§ What is being asked:
Collect every line below that contains the word "Step".
***** Data excerpts *****
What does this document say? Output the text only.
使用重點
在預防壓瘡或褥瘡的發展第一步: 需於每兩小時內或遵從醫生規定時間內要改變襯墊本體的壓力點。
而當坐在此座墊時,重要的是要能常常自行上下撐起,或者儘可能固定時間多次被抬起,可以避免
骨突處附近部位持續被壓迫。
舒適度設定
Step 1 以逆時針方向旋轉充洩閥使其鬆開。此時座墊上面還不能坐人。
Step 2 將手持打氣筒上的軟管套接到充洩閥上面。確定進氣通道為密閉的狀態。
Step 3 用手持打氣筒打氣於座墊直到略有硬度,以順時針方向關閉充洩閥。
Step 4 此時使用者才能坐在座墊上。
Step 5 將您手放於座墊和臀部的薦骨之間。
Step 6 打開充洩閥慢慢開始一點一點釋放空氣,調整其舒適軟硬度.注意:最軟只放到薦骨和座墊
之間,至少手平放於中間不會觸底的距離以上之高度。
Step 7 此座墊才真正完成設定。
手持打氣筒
*****
§ The solution:
Step 1 以逆時針方向旋轉充洩閥使其鬆開。此時座墊上面還不能坐人。
Step 2 將手持打氣筒上的軟管套接到充洩閥上面。確定進氣通道為密閉的狀態。
Step 3 用手持打氣筒打氣於座墊直到略有硬度,以順時針方向關閉充洩閥。
Step 4 此時使用者才能坐在座墊上。
Step 5 將您手放於座墊和臀部的薦骨之間。
Step 6 打開充洩閥慢慢開始一點一點釋放空氣,調整其舒適軟硬度.注意:最軟只放到薦骨和座墊
Step 7 此座墊才真正完成設定。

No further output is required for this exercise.